__Objetivo del ejercicio__.
Reproduce literalmente el fragmento del prólogo que comienza en las palabras "El tiempo se" y termina después de "momento del parto.".

__Texto mostrado__.
Prólogo de Mónica Álvarez Álvarez a: ¡Buen viaje, Enai!

La muerte siempre es terrible y devastadora.

No seré yo quien diga que hay pérdidas más llevaderas que otras.

Para quien pierde un ser querido, es como un jarro de agua fría que te cae sin previo aviso.

El tiempo se detiene. Una sensación de irrealidad te invade, como si todo esto le estuviera pasando a otra persona, como si lo vieras desde fuera, aislada del torrente de emociones que podría inundar tu alma hasta ahogarte.

El tiempo pasa y, aunque la vida acaba por imponerse, siempre quedará ese espacio para el ser querido que falta. También se abre un tiempo especial, el de todas las cosas que no se pudieron hacer juntos, las palabras que callamos, las miradas que no se llegaron a encontrar.

Aunque todas las muertes son dolorosamente trágicas, hay algunas que, además, te dejan en la vulnerabilidad más absoluta: las de los bebés que murieron en el vientre o en el tiempo que rodea el momento del parto.

Quienes tienen la mala suerte de pasar por ello quedan sumergidos en un limbo en el que no pueden llorar a su pequeño porque la vida sigue, sois jóvenes, tendréis más. O eso es lo que dice la gente.

No tienen un registro en el libro de familia porque jurídicamente no llegó a ser persona.

No hay ritual porque la sociedad no tiene tiempo de detenerse a honrar a alguien a quien ni siquiera conoció.

No hay regalos, ni patucos, ni cuna, porque no hay bebé.

No hay historias recordando al ser querido, porque nuestra sociedad olvidó las palabras para hablar de la muerte de un recién nacido y solo quedó el silencio.

No hay fiesta porque la muerte no se celebra. Se echa tierra encima y te pasas el resto de tu vida mirando para otro lado, haciendo como que no ocurrió nada.

Pero sí ocurrió.

Detrás de un bebé que se pone las alas, quedan unos padres destrozados con sus brazos vacíos, sin saber dónde pondrán todo el amor que tenían para él.

Quedan unos familiares desconcertados y mudos ante la tragedia.

__Datos proporcionados__.
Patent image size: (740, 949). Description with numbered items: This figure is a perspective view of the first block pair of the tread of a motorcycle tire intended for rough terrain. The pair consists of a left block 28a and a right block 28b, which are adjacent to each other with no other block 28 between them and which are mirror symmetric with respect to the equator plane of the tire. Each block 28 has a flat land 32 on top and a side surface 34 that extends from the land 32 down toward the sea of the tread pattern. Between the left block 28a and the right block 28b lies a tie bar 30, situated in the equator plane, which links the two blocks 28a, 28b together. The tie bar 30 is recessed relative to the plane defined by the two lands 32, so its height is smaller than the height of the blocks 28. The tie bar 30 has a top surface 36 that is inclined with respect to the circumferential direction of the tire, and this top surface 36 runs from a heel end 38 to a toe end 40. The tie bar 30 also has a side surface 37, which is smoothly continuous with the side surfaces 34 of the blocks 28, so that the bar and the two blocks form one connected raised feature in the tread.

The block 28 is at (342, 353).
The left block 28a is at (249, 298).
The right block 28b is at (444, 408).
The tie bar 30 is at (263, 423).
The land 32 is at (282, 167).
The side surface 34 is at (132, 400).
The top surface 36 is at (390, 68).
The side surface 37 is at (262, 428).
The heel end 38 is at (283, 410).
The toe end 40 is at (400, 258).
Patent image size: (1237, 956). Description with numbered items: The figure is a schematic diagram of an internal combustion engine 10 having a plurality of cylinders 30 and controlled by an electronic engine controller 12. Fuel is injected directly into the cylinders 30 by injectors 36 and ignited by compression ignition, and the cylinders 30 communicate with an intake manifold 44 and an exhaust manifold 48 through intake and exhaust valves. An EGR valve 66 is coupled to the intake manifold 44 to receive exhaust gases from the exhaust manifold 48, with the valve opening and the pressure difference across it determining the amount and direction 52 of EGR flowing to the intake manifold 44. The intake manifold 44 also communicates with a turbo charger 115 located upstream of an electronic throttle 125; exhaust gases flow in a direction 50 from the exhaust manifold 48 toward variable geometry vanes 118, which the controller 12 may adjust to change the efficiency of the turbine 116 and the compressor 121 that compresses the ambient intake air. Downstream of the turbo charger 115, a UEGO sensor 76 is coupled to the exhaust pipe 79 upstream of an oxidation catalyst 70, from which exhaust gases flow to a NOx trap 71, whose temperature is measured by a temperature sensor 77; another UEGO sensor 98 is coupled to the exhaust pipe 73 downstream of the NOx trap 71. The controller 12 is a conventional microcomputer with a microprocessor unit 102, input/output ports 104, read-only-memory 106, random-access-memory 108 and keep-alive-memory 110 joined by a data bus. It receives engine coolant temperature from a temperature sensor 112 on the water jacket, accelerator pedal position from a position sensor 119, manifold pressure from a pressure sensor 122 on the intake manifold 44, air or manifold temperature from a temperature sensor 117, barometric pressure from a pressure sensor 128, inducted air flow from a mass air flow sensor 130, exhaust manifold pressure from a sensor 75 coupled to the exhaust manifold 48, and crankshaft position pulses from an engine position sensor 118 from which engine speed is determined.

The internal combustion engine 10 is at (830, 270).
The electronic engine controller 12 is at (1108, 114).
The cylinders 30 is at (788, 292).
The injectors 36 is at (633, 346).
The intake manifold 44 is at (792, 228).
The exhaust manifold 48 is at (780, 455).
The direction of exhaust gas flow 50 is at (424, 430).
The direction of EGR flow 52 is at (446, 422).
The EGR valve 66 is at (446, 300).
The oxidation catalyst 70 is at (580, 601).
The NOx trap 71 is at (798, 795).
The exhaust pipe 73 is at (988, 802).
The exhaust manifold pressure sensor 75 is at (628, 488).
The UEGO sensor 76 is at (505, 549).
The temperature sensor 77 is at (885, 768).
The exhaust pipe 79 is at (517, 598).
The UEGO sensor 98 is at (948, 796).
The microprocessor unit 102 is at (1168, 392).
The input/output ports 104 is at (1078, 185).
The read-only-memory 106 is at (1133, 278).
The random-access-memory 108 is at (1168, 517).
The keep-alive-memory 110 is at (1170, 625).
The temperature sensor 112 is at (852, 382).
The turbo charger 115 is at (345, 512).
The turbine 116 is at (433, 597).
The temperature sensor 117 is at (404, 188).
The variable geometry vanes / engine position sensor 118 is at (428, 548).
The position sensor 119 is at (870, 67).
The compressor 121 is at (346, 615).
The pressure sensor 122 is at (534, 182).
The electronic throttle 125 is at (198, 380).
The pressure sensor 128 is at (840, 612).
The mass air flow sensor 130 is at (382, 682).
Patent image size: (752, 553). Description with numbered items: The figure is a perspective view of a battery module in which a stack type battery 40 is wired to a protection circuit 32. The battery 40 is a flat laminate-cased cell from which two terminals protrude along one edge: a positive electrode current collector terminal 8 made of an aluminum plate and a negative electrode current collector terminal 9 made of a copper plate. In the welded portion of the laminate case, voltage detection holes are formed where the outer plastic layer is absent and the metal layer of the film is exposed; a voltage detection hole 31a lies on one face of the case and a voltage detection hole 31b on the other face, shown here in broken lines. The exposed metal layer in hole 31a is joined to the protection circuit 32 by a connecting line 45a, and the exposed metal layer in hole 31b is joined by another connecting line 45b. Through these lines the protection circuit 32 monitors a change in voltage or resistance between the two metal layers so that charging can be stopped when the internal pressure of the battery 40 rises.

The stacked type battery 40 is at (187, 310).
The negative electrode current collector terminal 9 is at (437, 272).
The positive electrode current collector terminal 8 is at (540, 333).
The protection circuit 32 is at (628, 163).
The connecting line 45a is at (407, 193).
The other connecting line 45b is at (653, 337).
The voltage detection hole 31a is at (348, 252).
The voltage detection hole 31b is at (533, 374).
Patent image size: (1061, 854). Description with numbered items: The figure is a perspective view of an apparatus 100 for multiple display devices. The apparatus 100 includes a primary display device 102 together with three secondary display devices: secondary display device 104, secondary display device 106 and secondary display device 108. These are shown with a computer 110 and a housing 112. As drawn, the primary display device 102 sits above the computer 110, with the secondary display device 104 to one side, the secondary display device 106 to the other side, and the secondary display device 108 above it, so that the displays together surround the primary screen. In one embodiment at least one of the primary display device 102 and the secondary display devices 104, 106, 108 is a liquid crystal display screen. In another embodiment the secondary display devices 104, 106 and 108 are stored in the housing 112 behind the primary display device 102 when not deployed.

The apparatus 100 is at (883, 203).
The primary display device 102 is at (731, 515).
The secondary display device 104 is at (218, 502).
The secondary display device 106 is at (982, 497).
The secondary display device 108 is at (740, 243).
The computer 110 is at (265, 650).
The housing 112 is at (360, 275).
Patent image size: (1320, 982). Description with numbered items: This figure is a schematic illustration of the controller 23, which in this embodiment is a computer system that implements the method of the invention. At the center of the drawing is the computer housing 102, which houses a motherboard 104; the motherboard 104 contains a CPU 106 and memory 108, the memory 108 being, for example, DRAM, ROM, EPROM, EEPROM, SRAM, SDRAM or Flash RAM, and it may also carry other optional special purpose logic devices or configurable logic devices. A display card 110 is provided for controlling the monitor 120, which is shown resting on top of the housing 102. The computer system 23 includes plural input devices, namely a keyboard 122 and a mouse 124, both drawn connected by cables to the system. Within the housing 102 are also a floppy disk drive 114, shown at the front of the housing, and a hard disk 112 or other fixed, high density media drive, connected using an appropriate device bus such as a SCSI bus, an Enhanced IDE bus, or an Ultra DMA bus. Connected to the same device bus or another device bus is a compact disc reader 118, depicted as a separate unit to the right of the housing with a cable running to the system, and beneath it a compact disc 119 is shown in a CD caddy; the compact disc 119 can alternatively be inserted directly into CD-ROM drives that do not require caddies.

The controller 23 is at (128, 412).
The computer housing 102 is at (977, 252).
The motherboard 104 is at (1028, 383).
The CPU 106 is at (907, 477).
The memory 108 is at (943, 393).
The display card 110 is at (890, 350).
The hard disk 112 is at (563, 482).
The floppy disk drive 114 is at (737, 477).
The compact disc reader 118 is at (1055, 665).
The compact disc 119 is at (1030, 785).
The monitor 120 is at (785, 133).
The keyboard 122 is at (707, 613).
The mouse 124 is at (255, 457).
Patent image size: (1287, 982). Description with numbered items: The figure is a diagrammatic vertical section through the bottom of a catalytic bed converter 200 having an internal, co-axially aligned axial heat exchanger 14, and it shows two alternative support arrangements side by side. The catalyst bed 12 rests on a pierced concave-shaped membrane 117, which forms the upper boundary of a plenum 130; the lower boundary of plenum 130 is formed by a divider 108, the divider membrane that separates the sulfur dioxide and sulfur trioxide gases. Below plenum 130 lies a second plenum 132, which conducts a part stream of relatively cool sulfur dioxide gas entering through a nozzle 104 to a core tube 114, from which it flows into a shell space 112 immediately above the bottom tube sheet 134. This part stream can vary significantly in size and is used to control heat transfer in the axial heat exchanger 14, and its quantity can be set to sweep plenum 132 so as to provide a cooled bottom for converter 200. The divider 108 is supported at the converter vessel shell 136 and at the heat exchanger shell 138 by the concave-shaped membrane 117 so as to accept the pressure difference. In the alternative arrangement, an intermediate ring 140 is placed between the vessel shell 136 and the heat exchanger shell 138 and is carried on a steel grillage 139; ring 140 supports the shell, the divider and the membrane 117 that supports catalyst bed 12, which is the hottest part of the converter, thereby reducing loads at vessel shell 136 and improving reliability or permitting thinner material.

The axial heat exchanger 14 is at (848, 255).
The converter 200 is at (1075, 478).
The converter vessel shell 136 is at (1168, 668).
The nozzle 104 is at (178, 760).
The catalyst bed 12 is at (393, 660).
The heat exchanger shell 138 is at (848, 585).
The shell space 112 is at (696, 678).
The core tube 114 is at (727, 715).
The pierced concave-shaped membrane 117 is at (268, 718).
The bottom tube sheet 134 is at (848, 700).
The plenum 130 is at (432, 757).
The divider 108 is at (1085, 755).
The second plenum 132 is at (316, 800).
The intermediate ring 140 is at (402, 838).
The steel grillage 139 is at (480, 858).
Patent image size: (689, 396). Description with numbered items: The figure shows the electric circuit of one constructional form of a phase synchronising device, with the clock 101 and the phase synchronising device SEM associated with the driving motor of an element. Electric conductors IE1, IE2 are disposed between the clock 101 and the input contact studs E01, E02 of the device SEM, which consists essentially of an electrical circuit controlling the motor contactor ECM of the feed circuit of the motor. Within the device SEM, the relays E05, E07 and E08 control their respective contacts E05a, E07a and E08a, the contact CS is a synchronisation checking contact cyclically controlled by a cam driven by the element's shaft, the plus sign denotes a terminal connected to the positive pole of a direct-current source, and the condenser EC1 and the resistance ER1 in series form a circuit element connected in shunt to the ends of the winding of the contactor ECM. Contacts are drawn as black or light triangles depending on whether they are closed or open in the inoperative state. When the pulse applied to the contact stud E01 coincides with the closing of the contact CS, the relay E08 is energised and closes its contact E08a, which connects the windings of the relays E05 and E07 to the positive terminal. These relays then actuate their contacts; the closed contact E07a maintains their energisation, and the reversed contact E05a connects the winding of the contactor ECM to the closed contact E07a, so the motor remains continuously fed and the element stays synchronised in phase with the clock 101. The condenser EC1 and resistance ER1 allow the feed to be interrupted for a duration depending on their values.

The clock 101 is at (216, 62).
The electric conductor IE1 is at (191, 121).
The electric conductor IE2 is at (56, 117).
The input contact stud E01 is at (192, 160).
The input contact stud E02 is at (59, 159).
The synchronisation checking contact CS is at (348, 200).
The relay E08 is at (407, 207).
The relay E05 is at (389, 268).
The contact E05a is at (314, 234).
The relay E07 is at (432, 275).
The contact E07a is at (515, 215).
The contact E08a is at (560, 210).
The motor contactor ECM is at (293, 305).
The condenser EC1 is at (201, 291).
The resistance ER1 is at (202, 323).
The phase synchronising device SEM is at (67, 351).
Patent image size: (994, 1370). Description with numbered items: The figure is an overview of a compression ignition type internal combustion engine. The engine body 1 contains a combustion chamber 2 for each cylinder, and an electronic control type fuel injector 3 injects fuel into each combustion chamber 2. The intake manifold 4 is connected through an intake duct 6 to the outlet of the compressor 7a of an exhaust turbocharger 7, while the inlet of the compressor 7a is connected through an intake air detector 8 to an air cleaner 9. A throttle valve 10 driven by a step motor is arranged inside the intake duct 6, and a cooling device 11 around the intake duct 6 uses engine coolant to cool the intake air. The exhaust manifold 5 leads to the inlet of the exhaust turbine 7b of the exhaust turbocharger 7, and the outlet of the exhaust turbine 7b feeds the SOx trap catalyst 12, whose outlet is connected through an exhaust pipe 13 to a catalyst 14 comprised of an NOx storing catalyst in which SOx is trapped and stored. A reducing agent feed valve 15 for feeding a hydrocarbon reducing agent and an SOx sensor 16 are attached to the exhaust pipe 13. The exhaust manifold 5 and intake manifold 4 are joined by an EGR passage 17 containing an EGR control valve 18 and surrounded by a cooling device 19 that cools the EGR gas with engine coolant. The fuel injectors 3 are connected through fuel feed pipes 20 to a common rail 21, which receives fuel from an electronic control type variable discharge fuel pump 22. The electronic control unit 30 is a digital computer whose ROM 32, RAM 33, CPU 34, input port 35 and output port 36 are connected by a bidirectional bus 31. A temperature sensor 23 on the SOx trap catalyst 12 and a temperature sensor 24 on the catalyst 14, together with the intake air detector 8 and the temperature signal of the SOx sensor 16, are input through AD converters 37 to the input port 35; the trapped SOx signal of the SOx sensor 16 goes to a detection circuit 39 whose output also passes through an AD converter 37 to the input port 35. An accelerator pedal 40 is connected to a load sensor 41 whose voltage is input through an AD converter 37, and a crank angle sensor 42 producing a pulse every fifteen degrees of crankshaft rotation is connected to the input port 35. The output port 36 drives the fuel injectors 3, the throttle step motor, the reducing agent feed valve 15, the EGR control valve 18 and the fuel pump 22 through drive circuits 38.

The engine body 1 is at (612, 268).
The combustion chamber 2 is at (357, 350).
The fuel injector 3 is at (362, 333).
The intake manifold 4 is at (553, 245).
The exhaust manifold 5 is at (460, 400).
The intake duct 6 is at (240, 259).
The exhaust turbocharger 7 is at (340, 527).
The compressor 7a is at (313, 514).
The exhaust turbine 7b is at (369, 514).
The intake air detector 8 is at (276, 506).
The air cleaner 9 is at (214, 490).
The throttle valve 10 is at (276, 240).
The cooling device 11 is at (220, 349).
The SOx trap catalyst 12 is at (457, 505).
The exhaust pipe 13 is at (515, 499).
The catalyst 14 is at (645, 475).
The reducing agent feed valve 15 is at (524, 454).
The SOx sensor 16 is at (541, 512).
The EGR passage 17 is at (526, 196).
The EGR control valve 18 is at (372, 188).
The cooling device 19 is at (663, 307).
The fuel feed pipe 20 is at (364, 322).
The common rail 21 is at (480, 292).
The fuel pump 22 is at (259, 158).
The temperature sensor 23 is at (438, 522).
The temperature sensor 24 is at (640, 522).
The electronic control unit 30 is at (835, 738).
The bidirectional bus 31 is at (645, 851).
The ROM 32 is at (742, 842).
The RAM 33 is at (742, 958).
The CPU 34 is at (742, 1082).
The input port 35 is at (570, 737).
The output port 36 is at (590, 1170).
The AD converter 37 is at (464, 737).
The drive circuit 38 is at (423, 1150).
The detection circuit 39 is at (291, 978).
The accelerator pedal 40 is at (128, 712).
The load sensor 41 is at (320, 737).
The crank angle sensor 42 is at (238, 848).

__Respuesta__.
El tiempo se detiene. Una sensación de irrealidad te invade, como si todo esto le estuviera pasando a otra persona, como si lo vieras desde fuera, aislada del torrente de emociones que podría inundar tu alma hasta ahogarte.

El tiempo pasa y, aunque la vida acaba por imponerse, siempre quedará ese espacio para el ser querido que falta. También se abre un tiempo especial, el de todas las cosas que no se pudieron hacer juntos, las palabras que callamos, las miradas que no se llegaron a encontrar.

Aunque todas las muertes son dolorosamente trágicas, hay algunas que, además, te dejan en la vulnerabilidad más absoluta: las de los bebés que murieron en el vientre o en el tiempo que rodea el momento del parto.